● WHAT IS EXPECTED
Please reproduce every line below word for word, leaving out the pictures.
Start
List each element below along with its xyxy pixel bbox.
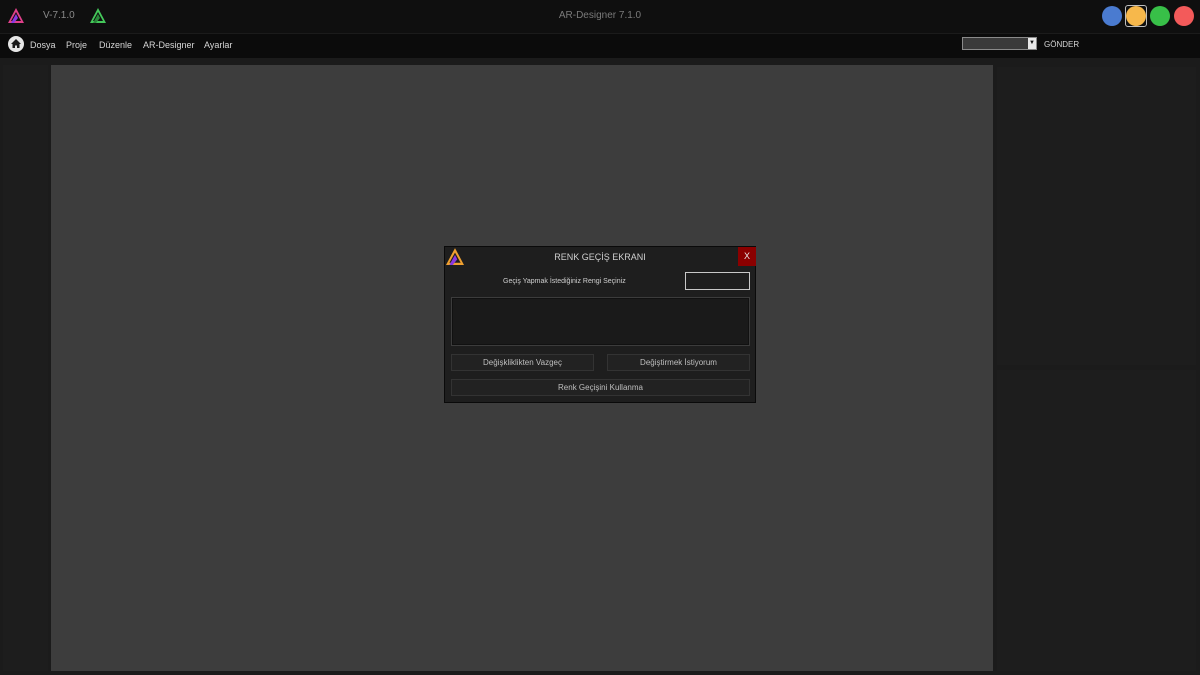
menu-ayarlar[interactable]: Ayarlar [204,40,232,50]
device-select[interactable]: ▼ [962,37,1037,50]
color-select-label: Geçiş Yapmak İstediğiniz Rengi Seçiniz [503,278,626,285]
menu-duzenle[interactable]: Düzenle [99,40,132,50]
dialog-title: RENK GEÇİŞ EKRANI [554,252,646,262]
blue-circle-button[interactable] [1102,6,1122,26]
disable-gradient-button[interactable]: Renk Geçişini Kullanma [451,379,750,396]
green-circle-button[interactable] [1150,6,1170,26]
color-picker-box[interactable] [685,272,750,290]
home-icon[interactable] [8,36,24,52]
apply-changes-button[interactable]: Değiştirmek İstiyorum [607,354,750,371]
send-button[interactable]: GÖNDER [1044,40,1079,49]
color-gradient-dialog: RENK GEÇİŞ EKRANI X Geçiş Yapmak İstediğ… [444,246,756,403]
left-toolbar-panel [3,65,48,671]
chevron-down-icon[interactable]: ▼ [1028,38,1036,49]
dialog-close-button[interactable]: X [738,247,756,266]
app-title: AR-Designer 7.1.0 [558,10,642,21]
right-bottom-panel [997,370,1196,671]
menu-ar-designer[interactable]: AR-Designer [143,40,195,50]
menu-dosya[interactable]: Dosya [30,40,56,50]
gradient-preview-area [451,297,750,346]
title-bar: V-7.1.0 AR-Designer 7.1.0 [0,0,1200,33]
discard-changes-button[interactable]: Değişkliklikten Vazgeç [451,354,594,371]
menu-proje[interactable]: Proje [66,40,87,50]
yellow-circle-button[interactable] [1126,6,1146,26]
red-circle-button[interactable] [1174,6,1194,26]
right-top-panel [997,67,1196,365]
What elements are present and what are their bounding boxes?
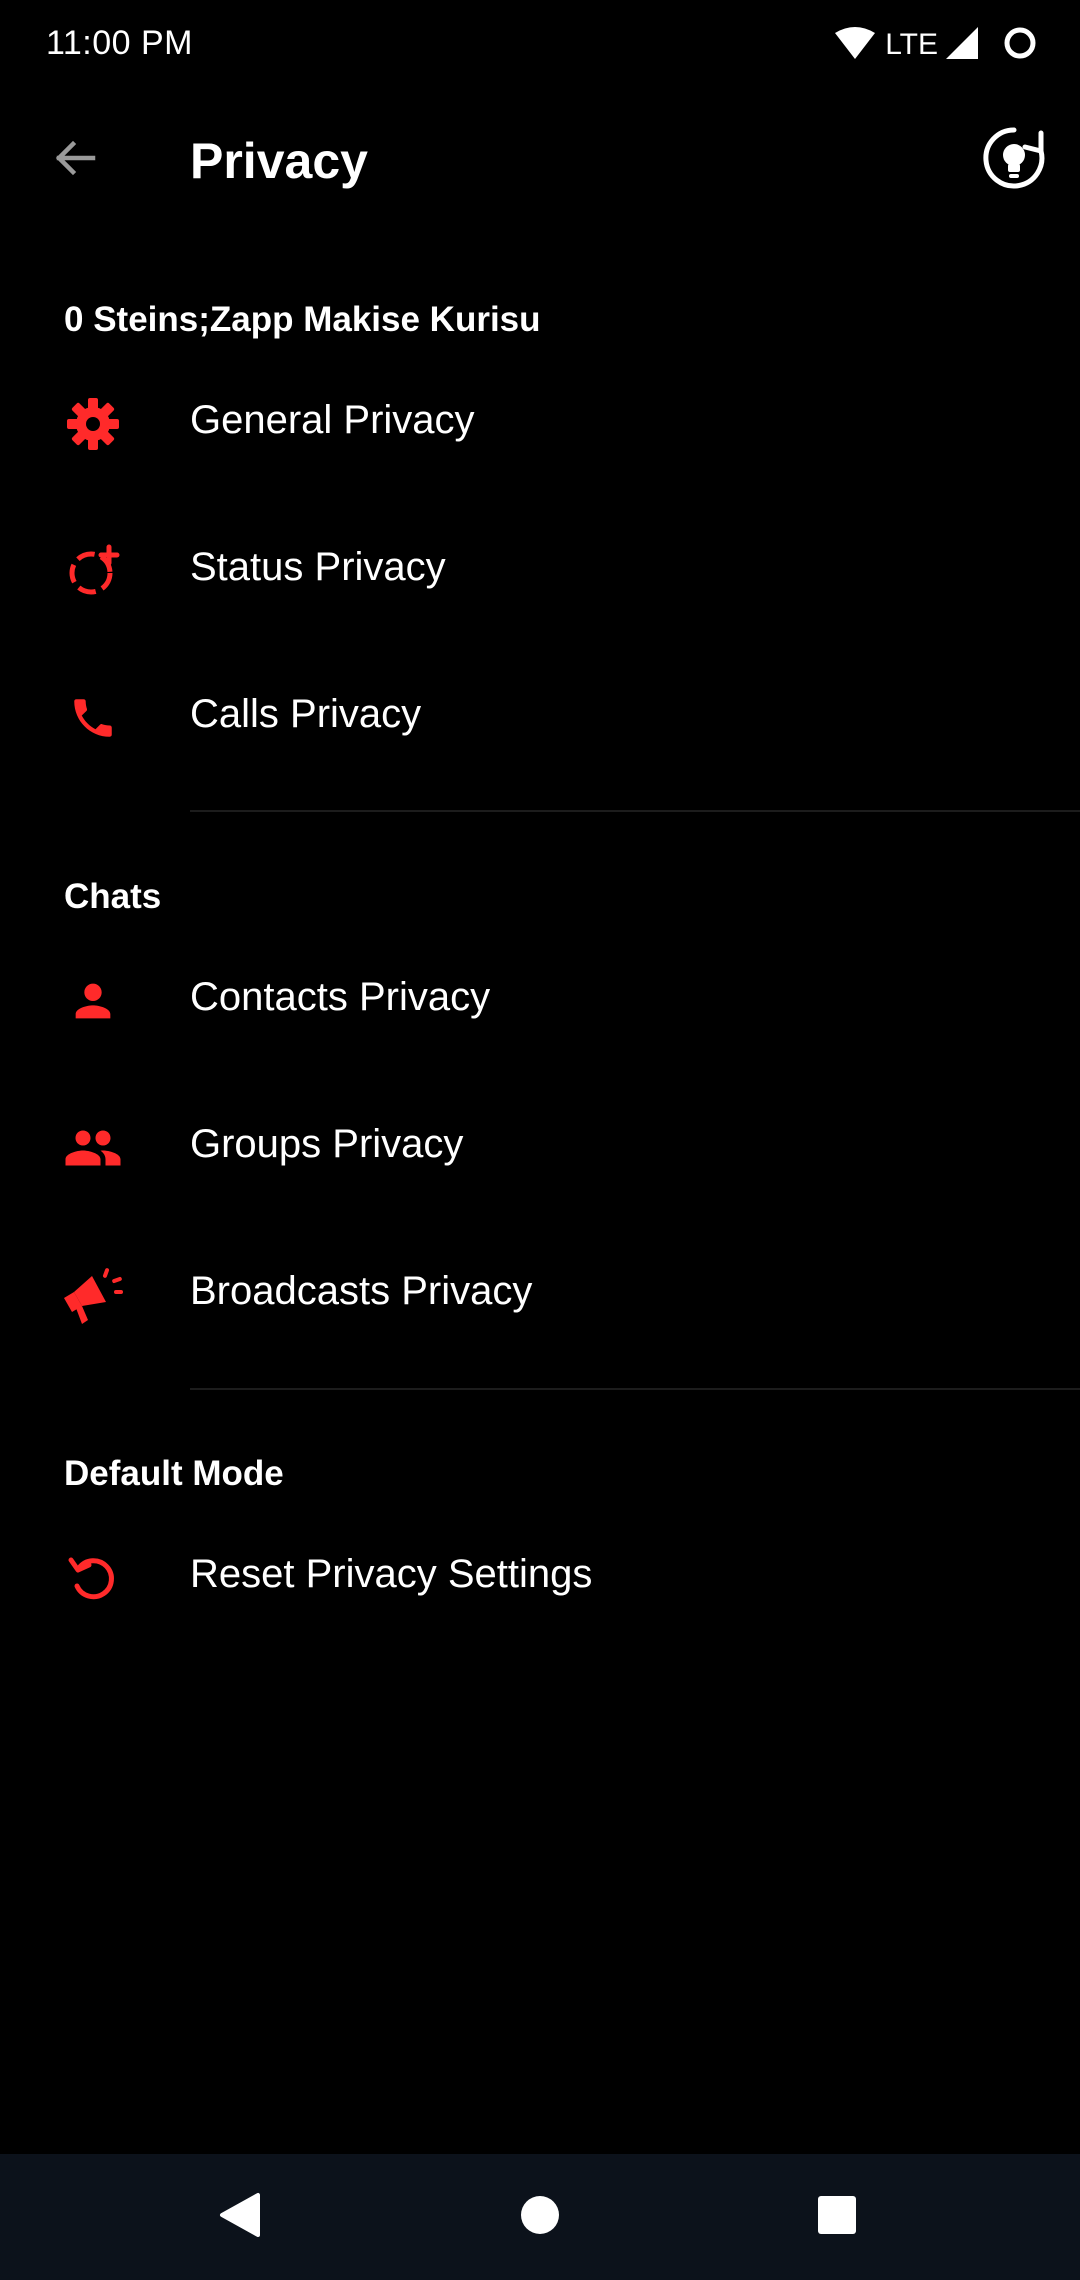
megaphone-icon [56,1263,130,1327]
lightbulb-refresh-icon [981,125,1047,196]
nav-back-button[interactable] [205,2182,275,2252]
list-item-reset-privacy-settings[interactable]: Reset Privacy Settings [0,1506,1080,1646]
list-item-label: Reset Privacy Settings [190,1552,593,1596]
home-circle-icon [519,2194,561,2241]
list-item-general-privacy[interactable]: General Privacy [0,352,1080,492]
section-divider [190,810,1080,812]
list-item-label: Groups Privacy [190,1122,464,1166]
list-item-label: Broadcasts Privacy [190,1269,533,1313]
list-item-calls-privacy[interactable]: Calls Privacy [0,646,1080,786]
app-bar: Privacy [0,100,1080,230]
list-item-label: General Privacy [190,398,475,442]
list-item-broadcasts-privacy[interactable]: Broadcasts Privacy [0,1223,1080,1363]
list-item-groups-privacy[interactable]: Groups Privacy [0,1076,1080,1216]
list-item-label: Calls Privacy [190,692,422,736]
wifi-icon [835,26,876,64]
list-item-label: Contacts Privacy [190,975,491,1019]
gear-icon [56,392,130,456]
recents-square-icon [817,2195,857,2240]
status-time: 11:00 PM [46,24,194,62]
list-item-contacts-privacy[interactable]: Contacts Privacy [0,929,1080,1069]
page-title: Privacy [190,133,368,189]
system-nav-bar [0,2154,1080,2280]
reset-icon [56,1546,130,1610]
person-icon [56,969,130,1033]
arrow-left-icon [51,134,99,187]
battery-ring-icon [1002,25,1038,66]
group-icon [56,1116,130,1180]
section-header-chats: Chats [64,877,162,916]
network-type: LTE [885,28,938,61]
back-triangle-icon [218,2192,262,2243]
section-header-default-mode: Default Mode [64,1454,284,1493]
nav-home-button[interactable] [505,2182,575,2252]
section-header-account: 0 Steins;Zapp Makise Kurisu [64,300,541,339]
tips-button[interactable] [974,120,1054,200]
list-item-label: Status Privacy [190,545,446,589]
back-button[interactable] [40,125,110,195]
status-add-icon [56,539,130,603]
phone-icon [56,686,130,750]
signal-icon [946,26,978,64]
status-icons: LTE [835,22,1038,68]
nav-recents-button[interactable] [802,2182,872,2252]
list-item-status-privacy[interactable]: Status Privacy [0,499,1080,639]
section-divider [190,1388,1080,1390]
status-bar: 11:00 PM LTE [0,0,1080,90]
End
● ANSWER IN FULL
List each element below along with its xyxy pixel bbox.
menu-ayarlar[interactable]: Ayarlar [204,40,232,50]
device-select[interactable]: ▼ [962,37,1037,50]
color-select-label: Geçiş Yapmak İstediğiniz Rengi Seçiniz [503,278,626,285]
menu-duzenle[interactable]: Düzenle [99,40,132,50]
dialog-title: RENK GEÇİŞ EKRANI [554,252,646,262]
blue-circle-button[interactable] [1102,6,1122,26]
disable-gradient-button[interactable]: Renk Geçişini Kullanma [451,379,750,396]
green-circle-button[interactable] [1150,6,1170,26]
color-picker-box[interactable] [685,272,750,290]
home-icon[interactable] [8,36,24,52]
apply-changes-button[interactable]: Değiştirmek İstiyorum [607,354,750,371]
send-button[interactable]: GÖNDER [1044,40,1079,49]
color-gradient-dialog: RENK GEÇİŞ EKRANI X Geçiş Yapmak İstediğ… [444,246,756,403]
left-toolbar-panel [3,65,48,671]
chevron-down-icon[interactable]: ▼ [1028,38,1036,49]
dialog-close-button[interactable]: X [738,247,756,266]
app-title: AR-Designer 7.1.0 [558,10,642,21]
right-bottom-panel [997,370,1196,671]
menu-ar-designer[interactable]: AR-Designer [143,40,195,50]
menu-dosya[interactable]: Dosya [30,40,56,50]
gradient-preview-area [451,297,750,346]
title-bar: V-7.1.0 AR-Designer 7.1.0 [0,0,1200,33]
discard-changes-button[interactable]: Değişkliklikten Vazgeç [451,354,594,371]
menu-proje[interactable]: Proje [66,40,87,50]
yellow-circle-button[interactable] [1126,6,1146,26]
red-circle-button[interactable] [1174,6,1194,26]
right-top-panel [997,67,1196,365]
What elements are present and what are their bounding boxes?
megaphone-icon [56,1263,130,1327]
lightbulb-refresh-icon [981,125,1047,196]
nav-back-button[interactable] [205,2182,275,2252]
list-item-reset-privacy-settings[interactable]: Reset Privacy Settings [0,1506,1080,1646]
list-item-label: Reset Privacy Settings [190,1552,593,1596]
home-circle-icon [519,2194,561,2241]
list-item-general-privacy[interactable]: General Privacy [0,352,1080,492]
section-divider [190,810,1080,812]
list-item-label: Groups Privacy [190,1122,464,1166]
list-item-label: Broadcasts Privacy [190,1269,533,1313]
list-item-calls-privacy[interactable]: Calls Privacy [0,646,1080,786]
app-bar: Privacy [0,100,1080,230]
list-item-label: General Privacy [190,398,475,442]
list-item-broadcasts-privacy[interactable]: Broadcasts Privacy [0,1223,1080,1363]
list-item-groups-privacy[interactable]: Groups Privacy [0,1076,1080,1216]
list-item-label: Calls Privacy [190,692,422,736]
wifi-icon [835,26,876,64]
list-item-label: Contacts Privacy [190,975,491,1019]
gear-icon [56,392,130,456]
recents-square-icon [817,2195,857,2240]
status-time: 11:00 PM [46,24,194,62]
list-item-contacts-privacy[interactable]: Contacts Privacy [0,929,1080,1069]
page-title: Privacy [190,133,368,189]
system-nav-bar [0,2154,1080,2280]
reset-icon [56,1546,130,1610]
person-icon [56,969,130,1033]
arrow-left-icon [51,134,99,187]
battery-ring-icon [1002,25,1038,66]
group-icon [56,1116,130,1180]
section-header-chats: Chats [64,877,162,916]
network-type: LTE [885,28,938,61]
back-triangle-icon [218,2192,262,2243]
section-header-default-mode: Default Mode [64,1454,284,1493]
nav-home-button[interactable] [505,2182,575,2252]
section-header-account: 0 Steins;Zapp Makise Kurisu [64,300,541,339]
tips-button[interactable] [974,120,1054,200]
list-item-label: Status Privacy [190,545,446,589]
back-button[interactable] [40,125,110,195]
status-add-icon [56,539,130,603]
phone-icon [56,686,130,750]
signal-icon [946,26,978,64]
status-icons: LTE [835,22,1038,68]
nav-recents-button[interactable] [802,2182,872,2252]
list-item-status-privacy[interactable]: Status Privacy [0,499,1080,639]
section-divider [190,1388,1080,1390]
status-bar: 11:00 PM LTE [0,0,1080,90]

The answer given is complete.